---- Task input
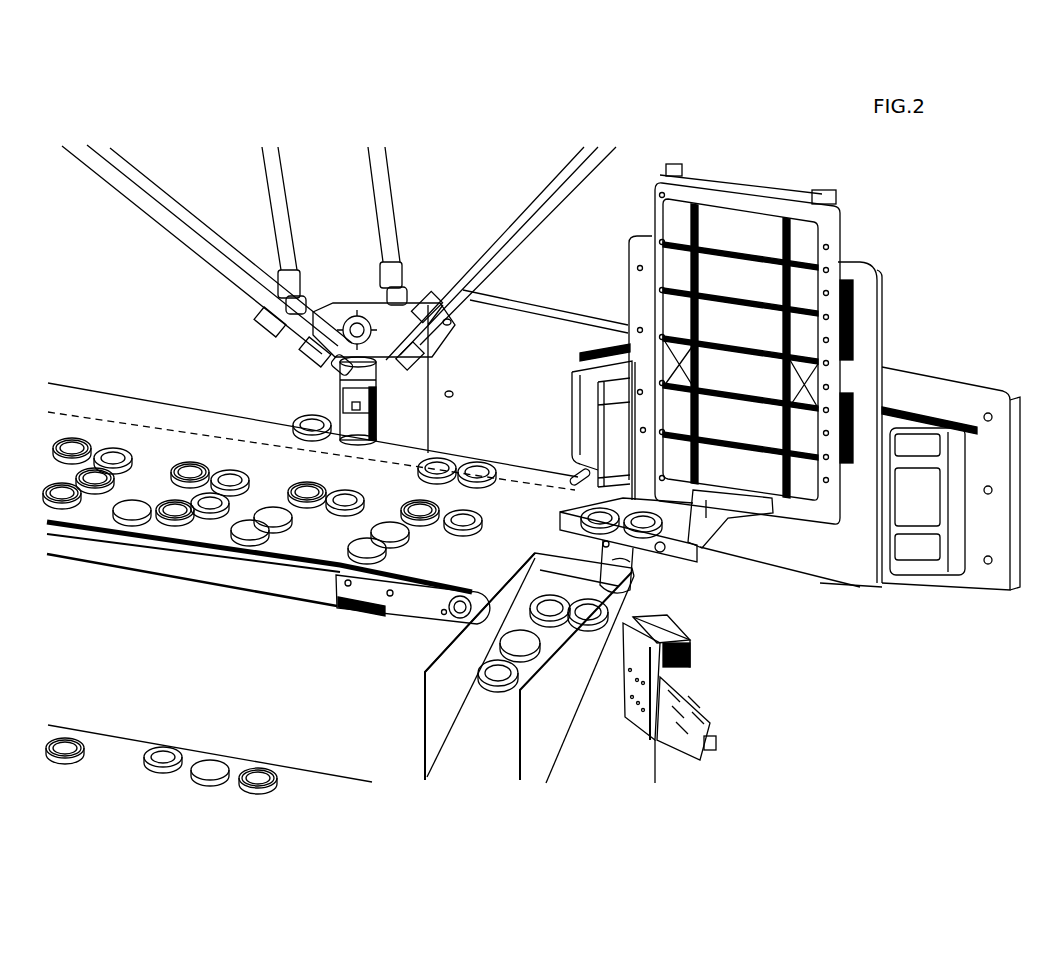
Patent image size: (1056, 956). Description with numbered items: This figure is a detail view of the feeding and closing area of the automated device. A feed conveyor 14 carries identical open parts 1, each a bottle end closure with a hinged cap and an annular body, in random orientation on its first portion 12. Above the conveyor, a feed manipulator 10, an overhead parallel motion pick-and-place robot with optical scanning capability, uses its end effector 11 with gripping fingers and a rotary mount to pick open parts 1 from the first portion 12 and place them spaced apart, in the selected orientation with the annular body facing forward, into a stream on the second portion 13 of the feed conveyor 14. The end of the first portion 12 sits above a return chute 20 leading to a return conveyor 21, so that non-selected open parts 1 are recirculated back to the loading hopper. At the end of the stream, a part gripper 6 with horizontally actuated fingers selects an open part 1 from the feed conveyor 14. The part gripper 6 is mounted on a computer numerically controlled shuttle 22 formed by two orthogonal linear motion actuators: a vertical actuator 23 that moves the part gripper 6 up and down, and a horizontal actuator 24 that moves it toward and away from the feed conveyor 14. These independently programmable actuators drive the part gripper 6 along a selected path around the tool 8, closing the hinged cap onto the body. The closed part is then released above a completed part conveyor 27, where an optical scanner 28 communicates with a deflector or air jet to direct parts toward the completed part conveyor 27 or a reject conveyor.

The open part 1 is at (312, 415).
The part gripper 6 is at (727, 523).
The tool 8 is at (627, 547).
The feed manipulator 10 is at (168, 198).
The end effector 11 is at (363, 420).
The first portion of the feed conveyor 12 is at (150, 470).
The second portion of the feed conveyor 13 is at (105, 417).
The feed conveyor 14 is at (157, 553).
The return chute 20 is at (478, 727).
The return conveyor 21 is at (107, 767).
The computer numerically controlled shuttle 22 is at (906, 318).
The vertical actuator 23 is at (740, 200).
The horizontal actuator 24 is at (935, 407).
The completed part conveyor 27 is at (617, 750).
The optical scanner 28 is at (690, 653).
--------
* Short problem: Return every line of the items above that contains the string "gripper", treating uppercase and lowercase letters as different.

* Solution for this exercise:
Patent image size: (1056, 956). Description with numbered items: This figure is a detail view of the feeding and closing area of the automated device. A feed conveyor 14 carries identical open parts 1, each a bottle end closure with a hinged cap and an annular body, in random orientation on its first portion 12. Above the conveyor, a feed manipulator 10, an overhead parallel motion pick-and-place robot with optical scanning capability, uses its end effector 11 with gripping fingers and a rotary mount to pick open parts 1 from the first portion 12 and place them spaced apart, in the selected orientation with the annular body facing forward, into a stream on the second portion 13 of the feed conveyor 14. The end of the first portion 12 sits above a return chute 20 leading to a return conveyor 21, so that non-selected open parts 1 are recirculated back to the loading hopper. At the end of the stream, a part gripper 6 with horizontally actuated fingers selects an open part 1 from the feed conveyor 14. The part gripper 6 is mounted on a computer numerically controlled shuttle 22 formed by two orthogonal linear motion actuators: a vertical actuator 23 that moves the part gripper 6 up and down, and a horizontal actuator 24 that moves it toward and away from the feed conveyor 14. These independently programmable actuators drive the part gripper 6 along a selected path around the tool 8, closing the hinged cap onto the body. The closed part is then released above a completed part conveyor 27, where an optical scanner 28 communicates with a deflector or air jet to direct parts toward the completed part conveyor 27 or a reject conveyor.
The part gripper 6 is at (727, 523).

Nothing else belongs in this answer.